Data records
----------

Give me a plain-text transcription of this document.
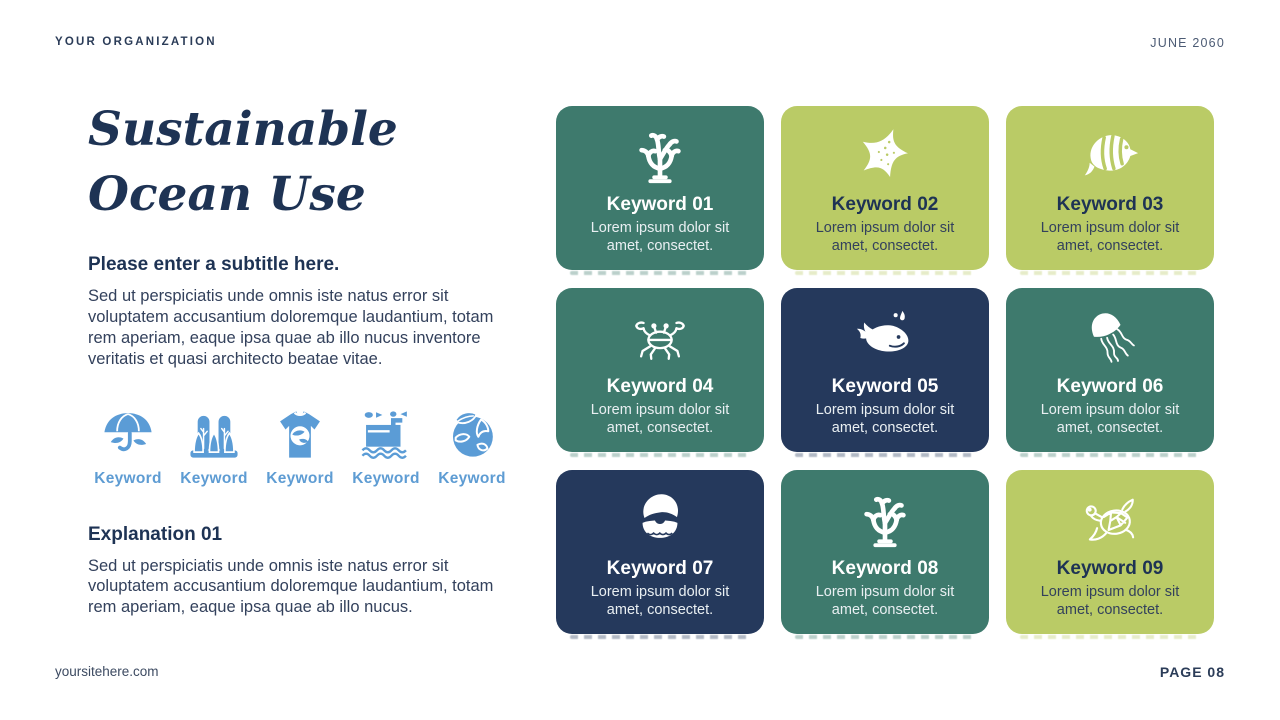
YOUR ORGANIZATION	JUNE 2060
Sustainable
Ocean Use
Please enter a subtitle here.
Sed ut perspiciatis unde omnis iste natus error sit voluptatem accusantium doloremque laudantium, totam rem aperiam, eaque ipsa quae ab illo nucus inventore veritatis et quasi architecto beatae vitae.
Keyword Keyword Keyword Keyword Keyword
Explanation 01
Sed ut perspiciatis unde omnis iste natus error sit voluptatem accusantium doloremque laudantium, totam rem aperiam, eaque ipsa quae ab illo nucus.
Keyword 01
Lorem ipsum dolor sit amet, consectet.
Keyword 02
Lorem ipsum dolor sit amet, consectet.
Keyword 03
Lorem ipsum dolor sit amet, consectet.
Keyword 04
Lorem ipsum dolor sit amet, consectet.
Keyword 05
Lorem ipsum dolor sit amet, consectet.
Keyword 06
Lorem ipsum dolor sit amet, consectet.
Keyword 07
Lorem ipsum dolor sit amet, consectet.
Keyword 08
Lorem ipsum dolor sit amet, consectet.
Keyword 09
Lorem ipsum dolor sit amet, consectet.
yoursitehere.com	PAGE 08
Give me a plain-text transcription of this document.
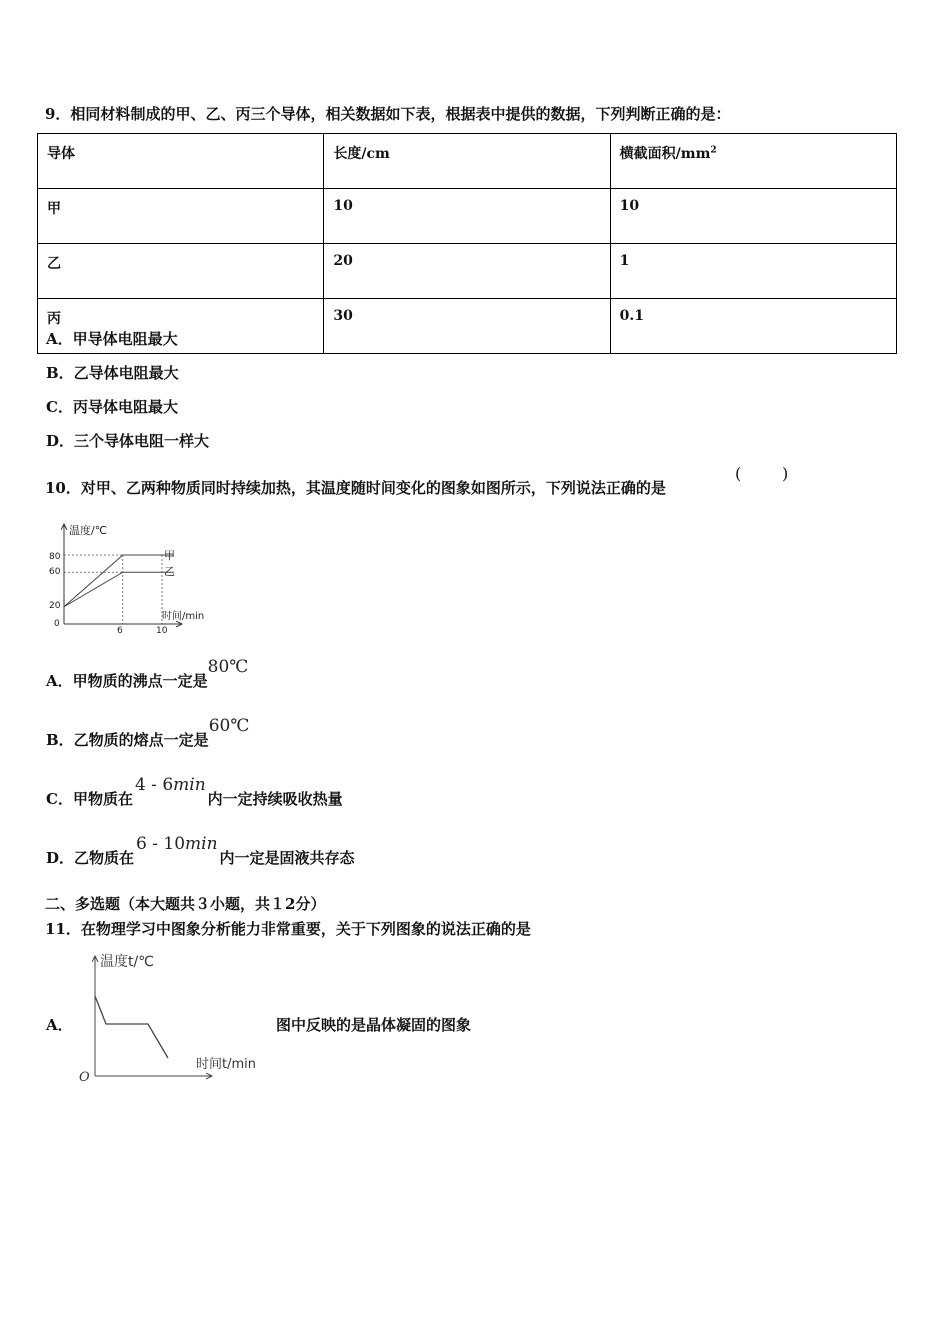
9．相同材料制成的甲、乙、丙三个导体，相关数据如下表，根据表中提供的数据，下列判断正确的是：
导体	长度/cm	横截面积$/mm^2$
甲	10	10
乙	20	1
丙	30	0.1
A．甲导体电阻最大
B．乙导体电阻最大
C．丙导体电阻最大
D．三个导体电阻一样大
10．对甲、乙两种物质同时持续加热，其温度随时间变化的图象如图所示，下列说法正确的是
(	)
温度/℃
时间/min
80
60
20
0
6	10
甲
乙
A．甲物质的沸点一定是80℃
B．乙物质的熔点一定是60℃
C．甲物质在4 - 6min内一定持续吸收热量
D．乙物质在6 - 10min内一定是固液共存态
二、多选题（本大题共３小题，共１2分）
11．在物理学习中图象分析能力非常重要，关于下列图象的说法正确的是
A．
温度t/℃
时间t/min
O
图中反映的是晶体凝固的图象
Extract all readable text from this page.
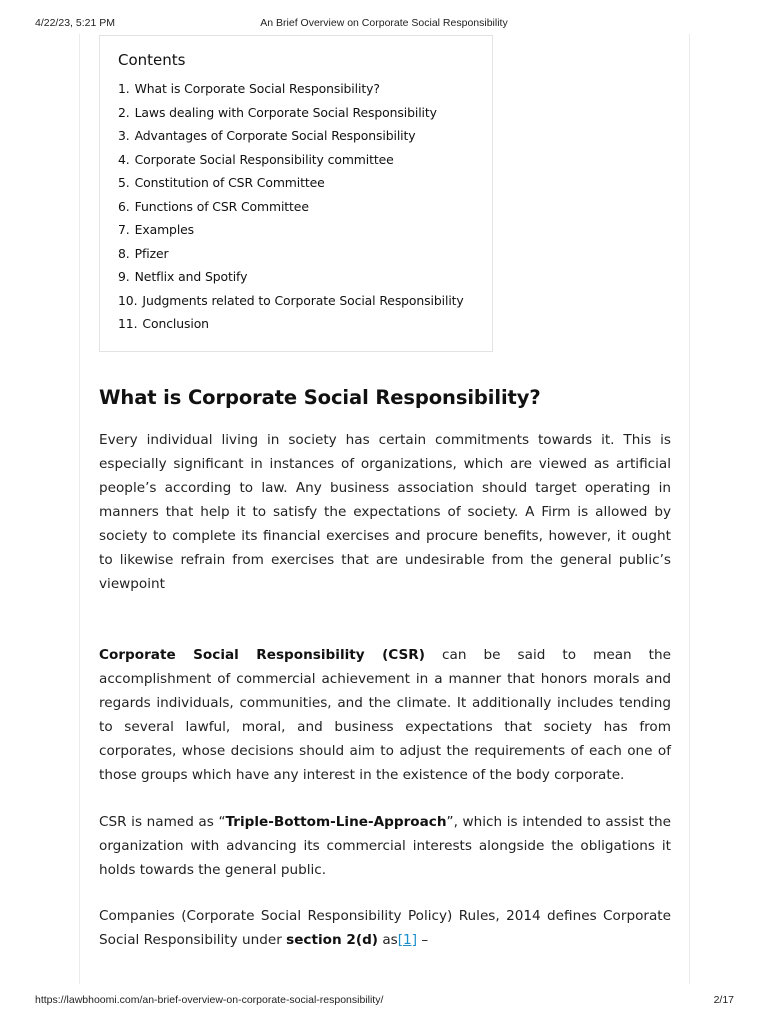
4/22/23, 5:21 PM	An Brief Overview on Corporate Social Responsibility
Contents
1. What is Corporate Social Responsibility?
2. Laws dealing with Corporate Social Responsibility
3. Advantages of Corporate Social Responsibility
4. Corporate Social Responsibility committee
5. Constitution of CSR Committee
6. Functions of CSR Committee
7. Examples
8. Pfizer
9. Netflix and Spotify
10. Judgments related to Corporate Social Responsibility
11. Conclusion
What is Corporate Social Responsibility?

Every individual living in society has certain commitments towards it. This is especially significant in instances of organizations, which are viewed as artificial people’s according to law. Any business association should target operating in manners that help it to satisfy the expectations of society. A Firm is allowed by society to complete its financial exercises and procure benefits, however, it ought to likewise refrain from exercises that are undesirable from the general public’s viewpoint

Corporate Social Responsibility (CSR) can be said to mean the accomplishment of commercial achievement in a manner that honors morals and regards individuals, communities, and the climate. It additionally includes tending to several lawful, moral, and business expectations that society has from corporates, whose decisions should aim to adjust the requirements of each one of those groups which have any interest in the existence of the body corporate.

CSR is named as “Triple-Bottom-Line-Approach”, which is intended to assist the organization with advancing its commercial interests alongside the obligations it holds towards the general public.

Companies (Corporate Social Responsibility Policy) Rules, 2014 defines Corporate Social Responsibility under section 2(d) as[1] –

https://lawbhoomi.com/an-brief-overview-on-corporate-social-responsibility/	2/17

----------

Directive:
For each line above that contains the word "omnis", copy that line.

Reply:
Sed ut perspiciatis unde omnis iste natus error sit voluptatem accusantium doloremque laudantium, totam rem aperiam, eaque ipsa quae ab illo nucus inventore veritatis et quasi architecto beatae vitae.
Sed ut perspiciatis unde omnis iste natus error sit voluptatem accusantium doloremque laudantium, totam rem aperiam, eaque ipsa quae ab illo nucus.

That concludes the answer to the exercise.